(Extracted records)

= = = = = = =

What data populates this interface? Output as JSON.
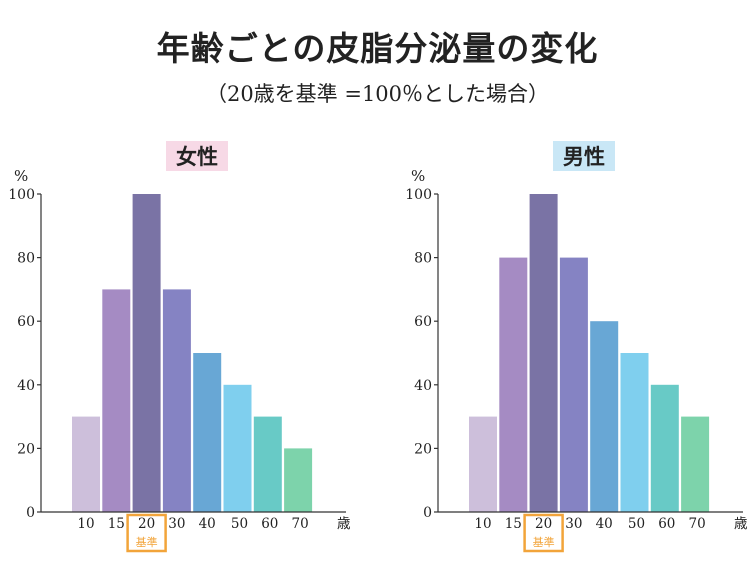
{
  "title": "年齢ごとの皮脂分泌量の変化",
  "subtitle": "（20歳を基準 =100％とした場合）",
  "chart_data": [
    {
      "type": "bar",
      "title": "女性",
      "title_bg": "#f7d9e6",
      "ylabel": "%",
      "xunit": "歳",
      "ylim": [
        0,
        100
      ],
      "yticks": [
        0,
        20,
        40,
        60,
        80,
        100
      ],
      "categories": [
        "10",
        "15",
        "20",
        "30",
        "40",
        "50",
        "60",
        "70"
      ],
      "values": [
        30,
        70,
        100,
        70,
        50,
        40,
        30,
        20
      ],
      "colors": [
        "#cdbfdb",
        "#a58bc3",
        "#7a73a5",
        "#8583c3",
        "#68a7d5",
        "#7fcfee",
        "#68cac6",
        "#7dd3ab"
      ],
      "reference_category": "20",
      "reference_label": "基準",
      "reference_color": "#f2a43a"
    },
    {
      "type": "bar",
      "title": "男性",
      "title_bg": "#c9e7f6",
      "ylabel": "%",
      "xunit": "歳",
      "ylim": [
        0,
        100
      ],
      "yticks": [
        0,
        20,
        40,
        60,
        80,
        100
      ],
      "categories": [
        "10",
        "15",
        "20",
        "30",
        "40",
        "50",
        "60",
        "70"
      ],
      "values": [
        30,
        80,
        100,
        80,
        60,
        50,
        40,
        30
      ],
      "colors": [
        "#cdbfdb",
        "#a58bc3",
        "#7a73a5",
        "#8583c3",
        "#68a7d5",
        "#7fcfee",
        "#68cac6",
        "#7dd3ab"
      ],
      "reference_category": "20",
      "reference_label": "基準",
      "reference_color": "#f2a43a"
    }
  ]
}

= = = = = = =

Work instructions =
Each entry should be repeated exactly as it appears; the pictures stay out.

The completed task =
What data populates this interface? Output as JSON.
{
  "title": "年齢ごとの皮脂分泌量の変化",
  "subtitle": "（20歳を基準 =100％とした場合）",
  "chart_data": [
    {
      "type": "bar",
      "title": "女性",
      "title_bg": "#f7d9e6",
      "ylabel": "%",
      "xunit": "歳",
      "ylim": [
        0,
        100
      ],
      "yticks": [
        0,
        20,
        40,
        60,
        80,
        100
      ],
      "categories": [
        "10",
        "15",
        "20",
        "30",
        "40",
        "50",
        "60",
        "70"
      ],
      "values": [
        30,
        70,
        100,
        70,
        50,
        40,
        30,
        20
      ],
      "colors": [
        "#cdbfdb",
        "#a58bc3",
        "#7a73a5",
        "#8583c3",
        "#68a7d5",
        "#7fcfee",
        "#68cac6",
        "#7dd3ab"
      ],
      "reference_category": "20",
      "reference_label": "基準",
      "reference_color": "#f2a43a"
    },
    {
      "type": "bar",
      "title": "男性",
      "title_bg": "#c9e7f6",
      "ylabel": "%",
      "xunit": "歳",
      "ylim": [
        0,
        100
      ],
      "yticks": [
        0,
        20,
        40,
        60,
        80,
        100
      ],
      "categories": [
        "10",
        "15",
        "20",
        "30",
        "40",
        "50",
        "60",
        "70"
      ],
      "values": [
        30,
        80,
        100,
        80,
        60,
        50,
        40,
        30
      ],
      "colors": [
        "#cdbfdb",
        "#a58bc3",
        "#7a73a5",
        "#8583c3",
        "#68a7d5",
        "#7fcfee",
        "#68cac6",
        "#7dd3ab"
      ],
      "reference_category": "20",
      "reference_label": "基準",
      "reference_color": "#f2a43a"
    }
  ]
}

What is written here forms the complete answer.